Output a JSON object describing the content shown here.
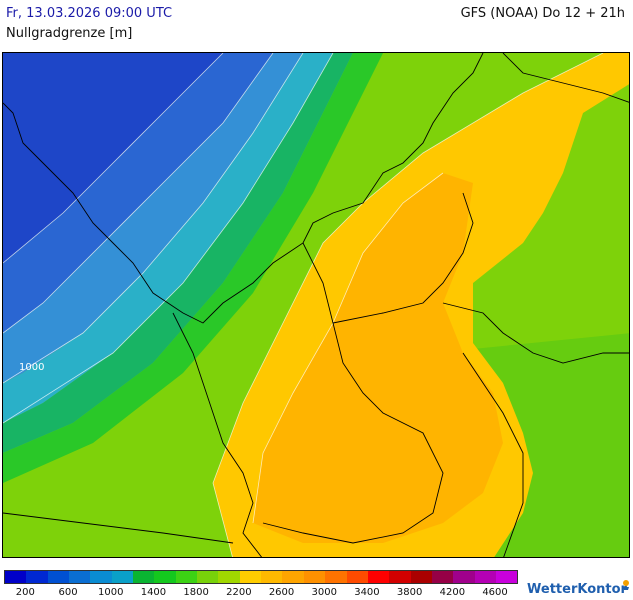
{
  "header": {
    "date": "Fr, 13.03.2026 09:00 UTC",
    "title": "Nullgradgrenze [m]",
    "model": "GFS (NOAA) Do 12 + 21h"
  },
  "map": {
    "contour_label": "1000"
  },
  "legend": {
    "colors": [
      "#0000c8",
      "#0028d2",
      "#0050d2",
      "#0a6ed2",
      "#0a8cd2",
      "#0aa0c8",
      "#0ab432",
      "#14c81e",
      "#3cd214",
      "#78d20a",
      "#a0d700",
      "#ffcd00",
      "#ffb900",
      "#ffa500",
      "#ff9100",
      "#ff7300",
      "#ff4b00",
      "#ff0000",
      "#d20000",
      "#aa0000",
      "#960046",
      "#a0008c",
      "#b400b4",
      "#c800dc"
    ],
    "ticks": [
      "200",
      "600",
      "1000",
      "1400",
      "1800",
      "2200",
      "2600",
      "3000",
      "3400",
      "3800",
      "4200",
      "4600"
    ]
  },
  "brand": {
    "logo_text": "WetterKontor",
    "logo_icon": "sun-icon",
    "accent": "#1f5fae"
  }
}
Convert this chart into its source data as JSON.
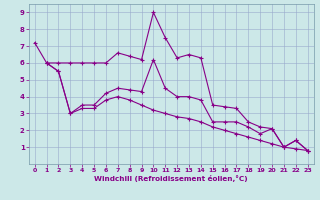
{
  "xlabel": "Windchill (Refroidissement éolien,°C)",
  "background_color": "#cce8e8",
  "line_color": "#880088",
  "grid_color": "#99aacc",
  "series1_x": [
    0,
    1,
    2,
    3,
    4,
    5,
    6,
    7,
    8,
    9,
    10,
    11,
    12,
    13,
    14,
    15,
    16,
    17,
    18,
    19,
    20,
    21,
    22,
    23
  ],
  "series1_y": [
    7.2,
    6.0,
    6.0,
    6.0,
    6.0,
    6.0,
    6.0,
    6.6,
    6.4,
    6.2,
    9.0,
    7.5,
    6.3,
    6.5,
    6.3,
    3.5,
    3.4,
    3.3,
    2.5,
    2.2,
    2.1,
    1.0,
    1.4,
    0.8
  ],
  "series2_x": [
    1,
    2,
    3,
    4,
    5,
    6,
    7,
    8,
    9,
    10,
    11,
    12,
    13,
    14,
    15,
    16,
    17,
    18,
    19,
    20,
    21,
    22,
    23
  ],
  "series2_y": [
    6.0,
    5.5,
    3.0,
    3.5,
    3.5,
    4.2,
    4.5,
    4.4,
    4.3,
    6.2,
    4.5,
    4.0,
    4.0,
    3.8,
    2.5,
    2.5,
    2.5,
    2.2,
    1.8,
    2.1,
    1.0,
    1.4,
    0.8
  ],
  "series3_x": [
    1,
    2,
    3,
    4,
    5,
    6,
    7,
    8,
    9,
    10,
    11,
    12,
    13,
    14,
    15,
    16,
    17,
    18,
    19,
    20,
    21,
    22,
    23
  ],
  "series3_y": [
    6.0,
    5.5,
    3.0,
    3.3,
    3.3,
    3.8,
    4.0,
    3.8,
    3.5,
    3.2,
    3.0,
    2.8,
    2.7,
    2.5,
    2.2,
    2.0,
    1.8,
    1.6,
    1.4,
    1.2,
    1.0,
    0.9,
    0.8
  ],
  "xlim": [
    -0.5,
    23.5
  ],
  "ylim": [
    0,
    9.5
  ],
  "xticks": [
    0,
    1,
    2,
    3,
    4,
    5,
    6,
    7,
    8,
    9,
    10,
    11,
    12,
    13,
    14,
    15,
    16,
    17,
    18,
    19,
    20,
    21,
    22,
    23
  ],
  "yticks": [
    1,
    2,
    3,
    4,
    5,
    6,
    7,
    8,
    9
  ]
}
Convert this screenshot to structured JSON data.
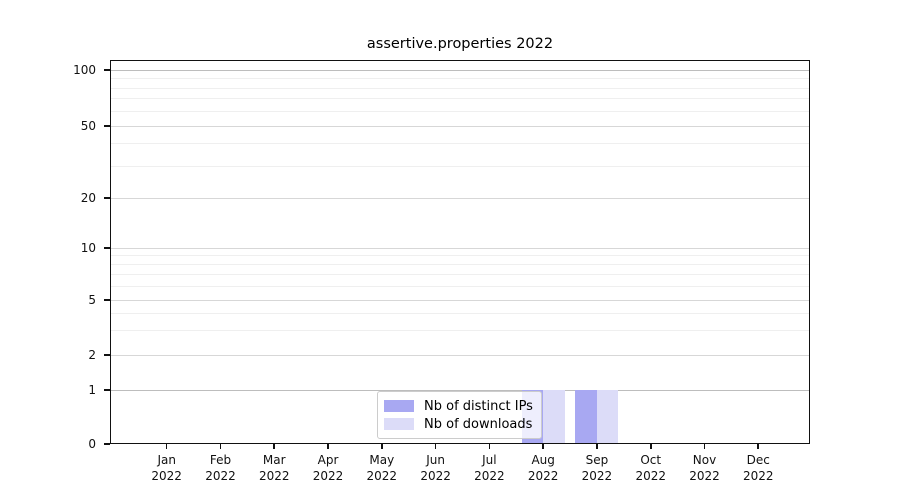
{
  "chart_data": {
    "type": "bar",
    "title": "assertive.properties 2022",
    "categories": [
      "Jan 2022",
      "Feb 2022",
      "Mar 2022",
      "Apr 2022",
      "May 2022",
      "Jun 2022",
      "Jul 2022",
      "Aug 2022",
      "Sep 2022",
      "Oct 2022",
      "Nov 2022",
      "Dec 2022"
    ],
    "series": [
      {
        "name": "Nb of distinct IPs",
        "color": "#a8a8f2",
        "values": [
          0,
          0,
          0,
          0,
          0,
          0,
          0,
          1,
          1,
          0,
          0,
          0
        ]
      },
      {
        "name": "Nb of downloads",
        "color": "#dcdcf8",
        "values": [
          0,
          0,
          0,
          0,
          0,
          0,
          0,
          1,
          1,
          0,
          0,
          0
        ]
      }
    ],
    "xlabel": "",
    "ylabel": "",
    "yscale": "symlog",
    "ylim": [
      0,
      115
    ],
    "yticks": [
      0,
      1,
      2,
      5,
      10,
      20,
      50,
      100
    ],
    "yminorticks": [
      3,
      4,
      6,
      7,
      8,
      9,
      30,
      40,
      60,
      70,
      80,
      90
    ],
    "grid": true,
    "legend_position": "lower center"
  }
}
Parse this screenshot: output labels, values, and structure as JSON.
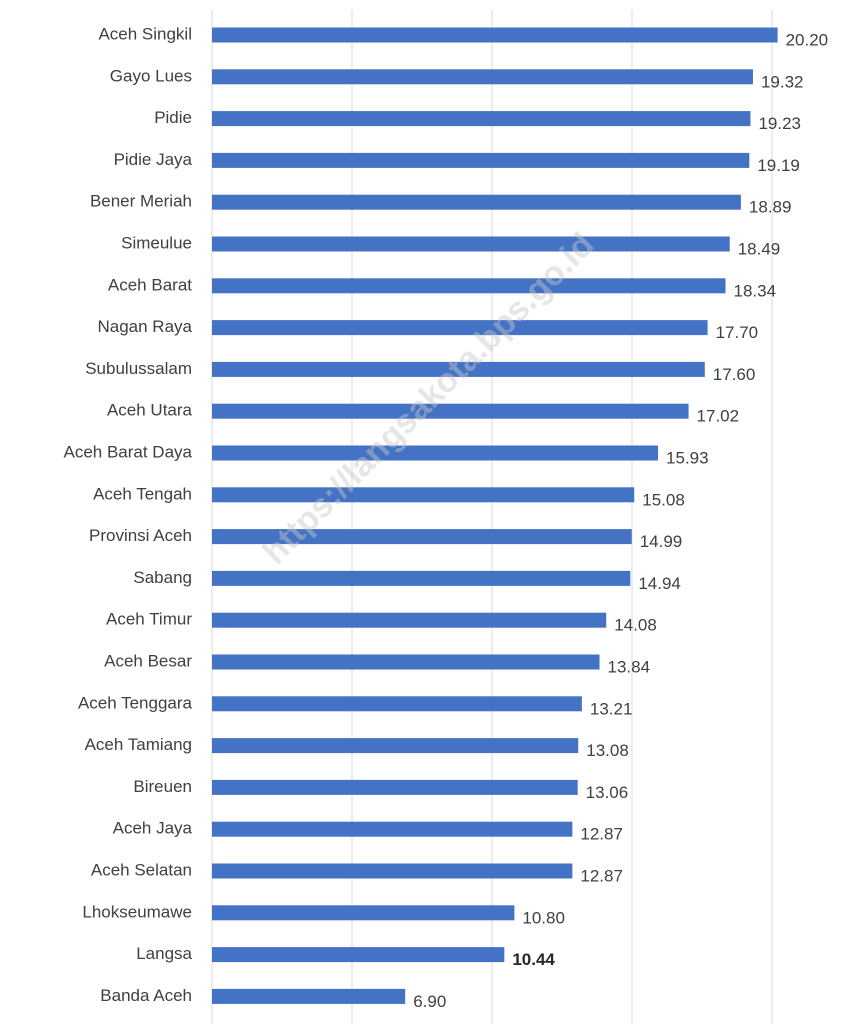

■ **Description of the task**
Take only the line containing "Convert this screenshot" and every line after it to the end of the entries, and copy them exactly, pictures excluded.

■ **Result of the task**
Convert this screenshot to structured JSON data.
{
  "chart_data": {
    "type": "bar",
    "title": "assertive.properties 2022",
    "categories": [
      "Jan 2022",
      "Feb 2022",
      "Mar 2022",
      "Apr 2022",
      "May 2022",
      "Jun 2022",
      "Jul 2022",
      "Aug 2022",
      "Sep 2022",
      "Oct 2022",
      "Nov 2022",
      "Dec 2022"
    ],
    "series": [
      {
        "name": "Nb of distinct IPs",
        "color": "#a8a8f2",
        "values": [
          0,
          0,
          0,
          0,
          0,
          0,
          0,
          1,
          1,
          0,
          0,
          0
        ]
      },
      {
        "name": "Nb of downloads",
        "color": "#dcdcf8",
        "values": [
          0,
          0,
          0,
          0,
          0,
          0,
          0,
          1,
          1,
          0,
          0,
          0
        ]
      }
    ],
    "xlabel": "",
    "ylabel": "",
    "yscale": "symlog",
    "ylim": [
      0,
      115
    ],
    "yticks": [
      0,
      1,
      2,
      5,
      10,
      20,
      50,
      100
    ],
    "yminorticks": [
      3,
      4,
      6,
      7,
      8,
      9,
      30,
      40,
      60,
      70,
      80,
      90
    ],
    "grid": true,
    "legend_position": "lower center"
  }
}
Parse this screenshot: output labels, values, and structure as JSON.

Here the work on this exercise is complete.